** Brief **
Each entry needs to be restated exactly as written.

** Records supplied **
* * * * *

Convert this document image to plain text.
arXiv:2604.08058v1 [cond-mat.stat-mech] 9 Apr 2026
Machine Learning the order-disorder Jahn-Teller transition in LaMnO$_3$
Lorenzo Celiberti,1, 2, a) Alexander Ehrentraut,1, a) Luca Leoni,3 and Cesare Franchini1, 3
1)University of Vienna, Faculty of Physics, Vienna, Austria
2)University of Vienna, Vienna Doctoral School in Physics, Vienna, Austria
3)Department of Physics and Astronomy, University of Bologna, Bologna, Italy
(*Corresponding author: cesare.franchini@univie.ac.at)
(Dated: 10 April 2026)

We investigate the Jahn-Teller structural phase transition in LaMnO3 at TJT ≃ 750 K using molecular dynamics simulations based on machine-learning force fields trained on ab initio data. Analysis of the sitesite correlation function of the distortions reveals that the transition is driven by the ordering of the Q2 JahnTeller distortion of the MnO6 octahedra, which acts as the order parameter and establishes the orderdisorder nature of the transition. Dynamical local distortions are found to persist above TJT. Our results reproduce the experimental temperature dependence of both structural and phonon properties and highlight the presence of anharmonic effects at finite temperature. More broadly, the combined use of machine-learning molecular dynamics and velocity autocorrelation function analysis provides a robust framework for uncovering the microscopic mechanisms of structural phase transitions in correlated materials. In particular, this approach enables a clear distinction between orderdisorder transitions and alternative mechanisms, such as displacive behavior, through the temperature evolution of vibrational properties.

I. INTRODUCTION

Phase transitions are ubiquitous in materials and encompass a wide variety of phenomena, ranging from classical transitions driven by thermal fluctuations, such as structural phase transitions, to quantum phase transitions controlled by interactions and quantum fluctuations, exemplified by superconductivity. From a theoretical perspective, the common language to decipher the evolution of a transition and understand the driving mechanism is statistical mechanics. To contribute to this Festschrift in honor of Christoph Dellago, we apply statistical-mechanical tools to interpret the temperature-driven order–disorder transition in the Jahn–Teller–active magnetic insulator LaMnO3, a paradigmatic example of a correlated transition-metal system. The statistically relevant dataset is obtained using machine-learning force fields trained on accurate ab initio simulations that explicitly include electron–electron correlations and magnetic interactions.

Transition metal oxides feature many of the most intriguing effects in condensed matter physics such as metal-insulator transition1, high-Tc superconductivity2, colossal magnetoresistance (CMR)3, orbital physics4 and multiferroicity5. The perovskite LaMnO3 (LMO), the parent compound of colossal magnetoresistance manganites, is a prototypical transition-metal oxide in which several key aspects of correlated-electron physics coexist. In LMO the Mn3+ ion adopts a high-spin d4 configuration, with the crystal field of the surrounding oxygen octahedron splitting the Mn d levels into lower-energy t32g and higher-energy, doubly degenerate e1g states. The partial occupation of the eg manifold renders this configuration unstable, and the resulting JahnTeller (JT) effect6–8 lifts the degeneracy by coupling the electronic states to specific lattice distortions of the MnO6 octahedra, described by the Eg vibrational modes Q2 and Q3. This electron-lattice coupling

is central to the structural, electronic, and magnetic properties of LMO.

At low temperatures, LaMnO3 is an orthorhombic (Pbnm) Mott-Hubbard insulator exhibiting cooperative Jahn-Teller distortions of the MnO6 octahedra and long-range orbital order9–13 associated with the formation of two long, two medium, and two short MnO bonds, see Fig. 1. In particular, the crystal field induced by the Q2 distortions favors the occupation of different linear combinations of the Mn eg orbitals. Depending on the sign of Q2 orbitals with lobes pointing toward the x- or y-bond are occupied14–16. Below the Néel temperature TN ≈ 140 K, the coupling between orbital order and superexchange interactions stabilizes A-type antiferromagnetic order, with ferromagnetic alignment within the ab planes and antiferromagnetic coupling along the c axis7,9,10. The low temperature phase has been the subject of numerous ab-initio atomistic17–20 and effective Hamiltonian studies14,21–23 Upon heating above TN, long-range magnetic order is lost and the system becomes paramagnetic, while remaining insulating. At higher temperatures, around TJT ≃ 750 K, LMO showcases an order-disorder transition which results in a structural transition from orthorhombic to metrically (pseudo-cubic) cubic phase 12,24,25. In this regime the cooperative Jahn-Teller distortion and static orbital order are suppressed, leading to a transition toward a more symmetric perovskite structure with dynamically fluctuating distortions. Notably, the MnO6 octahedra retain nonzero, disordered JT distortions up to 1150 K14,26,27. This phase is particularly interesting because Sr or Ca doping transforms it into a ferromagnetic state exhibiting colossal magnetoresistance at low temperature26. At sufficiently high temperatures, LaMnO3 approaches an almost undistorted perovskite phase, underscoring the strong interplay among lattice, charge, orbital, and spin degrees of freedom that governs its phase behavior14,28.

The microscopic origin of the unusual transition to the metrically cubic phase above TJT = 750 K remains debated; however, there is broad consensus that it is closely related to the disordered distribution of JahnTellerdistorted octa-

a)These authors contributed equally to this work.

* * * * *

** Result of the exercise **
Convert this document image to plain text.
arXiv:2604.08058v1 [cond-mat.stat-mech] 9 Apr 2026
Machine Learning the order-disorder Jahn-Teller transition in LaMnO$_3$
Lorenzo Celiberti,1, 2, a) Alexander Ehrentraut,1, a) Luca Leoni,3 and Cesare Franchini1, 3
1)University of Vienna, Faculty of Physics, Vienna, Austria
2)University of Vienna, Vienna Doctoral School in Physics, Vienna, Austria
3)Department of Physics and Astronomy, University of Bologna, Bologna, Italy
(*Corresponding author: cesare.franchini@univie.ac.at)
(Dated: 10 April 2026)

We investigate the Jahn-Teller structural phase transition in LaMnO3 at TJT ≃ 750 K using molecular dynamics simulations based on machine-learning force fields trained on ab initio data. Analysis of the sitesite correlation function of the distortions reveals that the transition is driven by the ordering of the Q2 JahnTeller distortion of the MnO6 octahedra, which acts as the order parameter and establishes the orderdisorder nature of the transition. Dynamical local distortions are found to persist above TJT. Our results reproduce the experimental temperature dependence of both structural and phonon properties and highlight the presence of anharmonic effects at finite temperature. More broadly, the combined use of machine-learning molecular dynamics and velocity autocorrelation function analysis provides a robust framework for uncovering the microscopic mechanisms of structural phase transitions in correlated materials. In particular, this approach enables a clear distinction between orderdisorder transitions and alternative mechanisms, such as displacive behavior, through the temperature evolution of vibrational properties.

I. INTRODUCTION

Phase transitions are ubiquitous in materials and encompass a wide variety of phenomena, ranging from classical transitions driven by thermal fluctuations, such as structural phase transitions, to quantum phase transitions controlled by interactions and quantum fluctuations, exemplified by superconductivity. From a theoretical perspective, the common language to decipher the evolution of a transition and understand the driving mechanism is statistical mechanics. To contribute to this Festschrift in honor of Christoph Dellago, we apply statistical-mechanical tools to interpret the temperature-driven order–disorder transition in the Jahn–Teller–active magnetic insulator LaMnO3, a paradigmatic example of a correlated transition-metal system. The statistically relevant dataset is obtained using machine-learning force fields trained on accurate ab initio simulations that explicitly include electron–electron correlations and magnetic interactions.

Transition metal oxides feature many of the most intriguing effects in condensed matter physics such as metal-insulator transition1, high-Tc superconductivity2, colossal magnetoresistance (CMR)3, orbital physics4 and multiferroicity5. The perovskite LaMnO3 (LMO), the parent compound of colossal magnetoresistance manganites, is a prototypical transition-metal oxide in which several key aspects of correlated-electron physics coexist. In LMO the Mn3+ ion adopts a high-spin d4 configuration, with the crystal field of the surrounding oxygen octahedron splitting the Mn d levels into lower-energy t32g and higher-energy, doubly degenerate e1g states. The partial occupation of the eg manifold renders this configuration unstable, and the resulting JahnTeller (JT) effect6–8 lifts the degeneracy by coupling the electronic states to specific lattice distortions of the MnO6 octahedra, described by the Eg vibrational modes Q2 and Q3. This electron-lattice coupling

is central to the structural, electronic, and magnetic properties of LMO.

At low temperatures, LaMnO3 is an orthorhombic (Pbnm) Mott-Hubbard insulator exhibiting cooperative Jahn-Teller distortions of the MnO6 octahedra and long-range orbital order9–13 associated with the formation of two long, two medium, and two short MnO bonds, see Fig. 1. In particular, the crystal field induced by the Q2 distortions favors the occupation of different linear combinations of the Mn eg orbitals. Depending on the sign of Q2 orbitals with lobes pointing toward the x- or y-bond are occupied14–16. Below the Néel temperature TN ≈ 140 K, the coupling between orbital order and superexchange interactions stabilizes A-type antiferromagnetic order, with ferromagnetic alignment within the ab planes and antiferromagnetic coupling along the c axis7,9,10. The low temperature phase has been the subject of numerous ab-initio atomistic17–20 and effective Hamiltonian studies14,21–23 Upon heating above TN, long-range magnetic order is lost and the system becomes paramagnetic, while remaining insulating. At higher temperatures, around TJT ≃ 750 K, LMO showcases an order-disorder transition which results in a structural transition from orthorhombic to metrically (pseudo-cubic) cubic phase 12,24,25. In this regime the cooperative Jahn-Teller distortion and static orbital order are suppressed, leading to a transition toward a more symmetric perovskite structure with dynamically fluctuating distortions. Notably, the MnO6 octahedra retain nonzero, disordered JT distortions up to 1150 K14,26,27. This phase is particularly interesting because Sr or Ca doping transforms it into a ferromagnetic state exhibiting colossal magnetoresistance at low temperature26. At sufficiently high temperatures, LaMnO3 approaches an almost undistorted perovskite phase, underscoring the strong interplay among lattice, charge, orbital, and spin degrees of freedom that governs its phase behavior14,28.

The microscopic origin of the unusual transition to the metrically cubic phase above TJT = 750 K remains debated; however, there is broad consensus that it is closely related to the disordered distribution of JahnTellerdistorted octa-

a)These authors contributed equally to this work.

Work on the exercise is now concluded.